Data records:
^^^^^^^^
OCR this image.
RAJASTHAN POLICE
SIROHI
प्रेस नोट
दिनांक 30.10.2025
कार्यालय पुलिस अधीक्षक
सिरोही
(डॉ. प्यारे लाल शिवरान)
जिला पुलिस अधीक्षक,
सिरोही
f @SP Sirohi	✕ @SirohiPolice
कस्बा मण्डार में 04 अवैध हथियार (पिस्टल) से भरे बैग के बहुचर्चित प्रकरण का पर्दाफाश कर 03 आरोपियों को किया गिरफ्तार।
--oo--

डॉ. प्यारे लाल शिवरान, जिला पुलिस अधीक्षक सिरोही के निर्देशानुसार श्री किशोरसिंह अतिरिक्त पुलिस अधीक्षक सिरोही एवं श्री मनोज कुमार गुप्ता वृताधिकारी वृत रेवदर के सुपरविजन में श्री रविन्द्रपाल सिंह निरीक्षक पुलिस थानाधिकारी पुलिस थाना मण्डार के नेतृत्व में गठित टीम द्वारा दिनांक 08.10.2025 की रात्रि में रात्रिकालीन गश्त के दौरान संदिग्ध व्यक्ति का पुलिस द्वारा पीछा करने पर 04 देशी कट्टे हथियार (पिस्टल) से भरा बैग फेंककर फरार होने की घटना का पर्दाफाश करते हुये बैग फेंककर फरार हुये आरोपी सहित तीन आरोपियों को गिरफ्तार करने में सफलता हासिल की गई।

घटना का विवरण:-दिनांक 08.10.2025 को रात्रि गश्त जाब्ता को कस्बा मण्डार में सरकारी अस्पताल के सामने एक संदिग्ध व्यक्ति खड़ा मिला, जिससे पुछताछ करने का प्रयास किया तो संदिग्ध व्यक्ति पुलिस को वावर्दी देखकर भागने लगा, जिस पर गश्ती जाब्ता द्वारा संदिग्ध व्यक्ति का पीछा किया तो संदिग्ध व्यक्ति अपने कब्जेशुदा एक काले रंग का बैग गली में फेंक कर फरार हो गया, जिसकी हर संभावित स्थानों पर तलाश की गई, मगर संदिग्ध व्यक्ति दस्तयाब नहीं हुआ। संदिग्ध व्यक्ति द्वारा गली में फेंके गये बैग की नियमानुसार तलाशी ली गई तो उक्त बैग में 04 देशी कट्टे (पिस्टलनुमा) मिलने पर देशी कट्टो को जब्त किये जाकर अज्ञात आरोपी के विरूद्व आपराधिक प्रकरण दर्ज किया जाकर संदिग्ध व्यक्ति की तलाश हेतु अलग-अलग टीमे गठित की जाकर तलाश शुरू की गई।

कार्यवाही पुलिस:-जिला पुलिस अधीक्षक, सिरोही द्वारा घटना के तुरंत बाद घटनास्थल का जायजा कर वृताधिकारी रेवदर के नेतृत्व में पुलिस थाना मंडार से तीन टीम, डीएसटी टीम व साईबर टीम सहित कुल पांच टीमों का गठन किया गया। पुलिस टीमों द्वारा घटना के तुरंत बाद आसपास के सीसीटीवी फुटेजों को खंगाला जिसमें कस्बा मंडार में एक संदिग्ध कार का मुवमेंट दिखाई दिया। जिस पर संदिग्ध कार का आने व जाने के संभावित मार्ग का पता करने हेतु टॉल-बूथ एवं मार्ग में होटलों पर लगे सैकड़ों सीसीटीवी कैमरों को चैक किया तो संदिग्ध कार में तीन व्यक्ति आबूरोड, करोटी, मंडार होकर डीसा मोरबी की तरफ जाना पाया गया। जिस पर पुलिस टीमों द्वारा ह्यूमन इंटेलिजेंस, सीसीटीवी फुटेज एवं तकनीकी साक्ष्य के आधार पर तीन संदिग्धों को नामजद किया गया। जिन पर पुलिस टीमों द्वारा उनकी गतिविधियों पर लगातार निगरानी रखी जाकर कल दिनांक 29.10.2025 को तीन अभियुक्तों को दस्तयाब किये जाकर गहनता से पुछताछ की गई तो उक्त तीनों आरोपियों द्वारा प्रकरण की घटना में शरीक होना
^^^^^^^^
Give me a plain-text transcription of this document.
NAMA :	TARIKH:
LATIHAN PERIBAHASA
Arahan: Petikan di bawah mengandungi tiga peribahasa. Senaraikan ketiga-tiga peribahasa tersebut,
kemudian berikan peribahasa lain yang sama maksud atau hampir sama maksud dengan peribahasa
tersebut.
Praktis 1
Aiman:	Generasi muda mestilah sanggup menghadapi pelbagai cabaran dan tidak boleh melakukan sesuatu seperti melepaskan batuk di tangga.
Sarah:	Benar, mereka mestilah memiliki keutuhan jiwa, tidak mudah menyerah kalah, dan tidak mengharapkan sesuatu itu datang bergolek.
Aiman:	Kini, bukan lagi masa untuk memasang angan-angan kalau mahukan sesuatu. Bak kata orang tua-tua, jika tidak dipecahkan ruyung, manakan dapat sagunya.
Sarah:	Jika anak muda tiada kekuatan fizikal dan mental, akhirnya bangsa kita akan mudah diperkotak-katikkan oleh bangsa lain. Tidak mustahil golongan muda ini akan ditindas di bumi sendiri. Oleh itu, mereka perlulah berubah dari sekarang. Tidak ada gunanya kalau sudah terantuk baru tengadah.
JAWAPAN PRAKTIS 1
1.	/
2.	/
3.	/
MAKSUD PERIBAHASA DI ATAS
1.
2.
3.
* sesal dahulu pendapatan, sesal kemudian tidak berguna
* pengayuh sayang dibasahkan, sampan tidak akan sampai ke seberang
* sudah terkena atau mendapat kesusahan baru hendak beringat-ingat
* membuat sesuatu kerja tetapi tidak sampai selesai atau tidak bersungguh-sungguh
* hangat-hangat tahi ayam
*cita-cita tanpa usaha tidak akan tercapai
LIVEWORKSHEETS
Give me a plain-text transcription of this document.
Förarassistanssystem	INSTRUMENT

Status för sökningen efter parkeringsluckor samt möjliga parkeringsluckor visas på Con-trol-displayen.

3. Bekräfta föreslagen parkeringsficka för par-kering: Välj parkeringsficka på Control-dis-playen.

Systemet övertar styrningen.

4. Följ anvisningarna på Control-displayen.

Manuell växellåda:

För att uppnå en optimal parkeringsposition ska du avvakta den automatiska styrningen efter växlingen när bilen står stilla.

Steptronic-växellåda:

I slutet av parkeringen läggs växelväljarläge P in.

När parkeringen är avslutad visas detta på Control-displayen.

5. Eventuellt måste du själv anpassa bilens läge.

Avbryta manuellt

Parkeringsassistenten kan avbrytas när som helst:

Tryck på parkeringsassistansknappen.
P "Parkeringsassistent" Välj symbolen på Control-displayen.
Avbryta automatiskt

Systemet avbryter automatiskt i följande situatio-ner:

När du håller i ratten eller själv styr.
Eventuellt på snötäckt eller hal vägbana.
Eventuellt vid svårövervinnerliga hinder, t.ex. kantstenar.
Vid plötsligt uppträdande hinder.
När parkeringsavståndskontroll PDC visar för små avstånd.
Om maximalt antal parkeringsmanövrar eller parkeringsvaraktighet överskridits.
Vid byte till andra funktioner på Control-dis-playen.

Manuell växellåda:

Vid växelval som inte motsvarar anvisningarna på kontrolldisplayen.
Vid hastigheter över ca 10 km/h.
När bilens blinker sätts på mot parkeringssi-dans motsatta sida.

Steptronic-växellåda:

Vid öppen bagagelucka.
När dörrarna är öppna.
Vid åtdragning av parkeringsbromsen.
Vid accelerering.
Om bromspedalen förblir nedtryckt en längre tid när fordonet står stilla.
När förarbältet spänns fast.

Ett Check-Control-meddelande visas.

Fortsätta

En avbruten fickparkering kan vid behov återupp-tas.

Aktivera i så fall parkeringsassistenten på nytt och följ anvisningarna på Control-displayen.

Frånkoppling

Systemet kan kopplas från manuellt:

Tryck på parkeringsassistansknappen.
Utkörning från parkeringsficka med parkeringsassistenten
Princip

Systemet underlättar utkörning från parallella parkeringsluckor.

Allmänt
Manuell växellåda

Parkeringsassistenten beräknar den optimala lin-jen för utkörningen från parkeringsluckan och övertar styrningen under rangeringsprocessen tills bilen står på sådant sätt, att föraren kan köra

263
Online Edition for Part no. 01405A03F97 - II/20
^^^^^^^^
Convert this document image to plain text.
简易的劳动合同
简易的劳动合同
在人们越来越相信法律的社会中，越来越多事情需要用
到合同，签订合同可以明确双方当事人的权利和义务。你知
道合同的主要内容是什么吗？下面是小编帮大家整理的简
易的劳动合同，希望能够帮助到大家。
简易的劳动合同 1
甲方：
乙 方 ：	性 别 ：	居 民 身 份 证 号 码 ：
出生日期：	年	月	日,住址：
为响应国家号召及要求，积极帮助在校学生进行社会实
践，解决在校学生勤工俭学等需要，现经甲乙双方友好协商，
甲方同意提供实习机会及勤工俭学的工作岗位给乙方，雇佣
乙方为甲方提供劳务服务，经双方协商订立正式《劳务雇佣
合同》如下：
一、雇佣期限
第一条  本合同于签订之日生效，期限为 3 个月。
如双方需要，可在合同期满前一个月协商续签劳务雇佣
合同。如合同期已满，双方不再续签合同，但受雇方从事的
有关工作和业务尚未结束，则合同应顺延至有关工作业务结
^^^^^^^^
◆ **What needs to be done**:
Select all lines in the listing above where the word "kalau" appears, and show them.

◆ **Answer for this exercise**:
Aiman:	Kini, bukan lagi masa untuk memasang angan-angan kalau mahukan sesuatu. Bak kata orang tua-tua, jika tidak dipecahkan ruyung, manakan dapat sagunya.
Sarah:	Jika anak muda tiada kekuatan fizikal dan mental, akhirnya bangsa kita akan mudah diperkotak-katikkan oleh bangsa lain. Tidak mustahil golongan muda ini akan ditindas di bumi sendiri. Oleh itu, mereka perlulah berubah dari sekarang. Tidak ada gunanya kalau sudah terantuk baru tengadah.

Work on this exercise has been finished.